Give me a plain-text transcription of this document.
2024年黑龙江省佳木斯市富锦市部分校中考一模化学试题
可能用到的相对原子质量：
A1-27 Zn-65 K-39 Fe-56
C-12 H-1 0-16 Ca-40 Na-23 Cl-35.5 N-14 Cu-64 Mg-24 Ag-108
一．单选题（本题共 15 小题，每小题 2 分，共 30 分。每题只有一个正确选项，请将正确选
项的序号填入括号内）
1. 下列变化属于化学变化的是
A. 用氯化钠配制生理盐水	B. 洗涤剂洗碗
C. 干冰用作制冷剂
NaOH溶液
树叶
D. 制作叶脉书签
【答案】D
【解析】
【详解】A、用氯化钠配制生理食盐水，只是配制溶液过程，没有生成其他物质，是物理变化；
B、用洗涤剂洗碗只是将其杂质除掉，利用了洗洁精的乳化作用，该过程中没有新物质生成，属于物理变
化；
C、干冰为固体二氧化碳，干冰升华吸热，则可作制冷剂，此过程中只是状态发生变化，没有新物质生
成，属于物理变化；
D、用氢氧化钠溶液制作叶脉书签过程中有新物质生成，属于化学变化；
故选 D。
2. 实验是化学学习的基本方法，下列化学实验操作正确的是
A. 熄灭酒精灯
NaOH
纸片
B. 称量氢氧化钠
───
> _Work to complete_
Retype the records above exactly.

> _Completed task_
Give me a plain-text transcription of this document.
2024年黑龙江省佳木斯市富锦市部分校中考一模化学试题
可能用到的相对原子质量：
A1-27 Zn-65 K-39 Fe-56
C-12 H-1 0-16 Ca-40 Na-23 Cl-35.5 N-14 Cu-64 Mg-24 Ag-108
一．单选题（本题共 15 小题，每小题 2 分，共 30 分。每题只有一个正确选项，请将正确选
项的序号填入括号内）
1. 下列变化属于化学变化的是
A. 用氯化钠配制生理盐水	B. 洗涤剂洗碗
C. 干冰用作制冷剂
NaOH溶液
树叶
D. 制作叶脉书签
【答案】D
【解析】
【详解】A、用氯化钠配制生理食盐水，只是配制溶液过程，没有生成其他物质，是物理变化；
B、用洗涤剂洗碗只是将其杂质除掉，利用了洗洁精的乳化作用，该过程中没有新物质生成，属于物理变
化；
C、干冰为固体二氧化碳，干冰升华吸热，则可作制冷剂，此过程中只是状态发生变化，没有新物质生
成，属于物理变化；
D、用氢氧化钠溶液制作叶脉书签过程中有新物质生成，属于化学变化；
故选 D。
2. 实验是化学学习的基本方法，下列化学实验操作正确的是
A. 熄灭酒精灯
NaOH
纸片
B. 称量氢氧化钠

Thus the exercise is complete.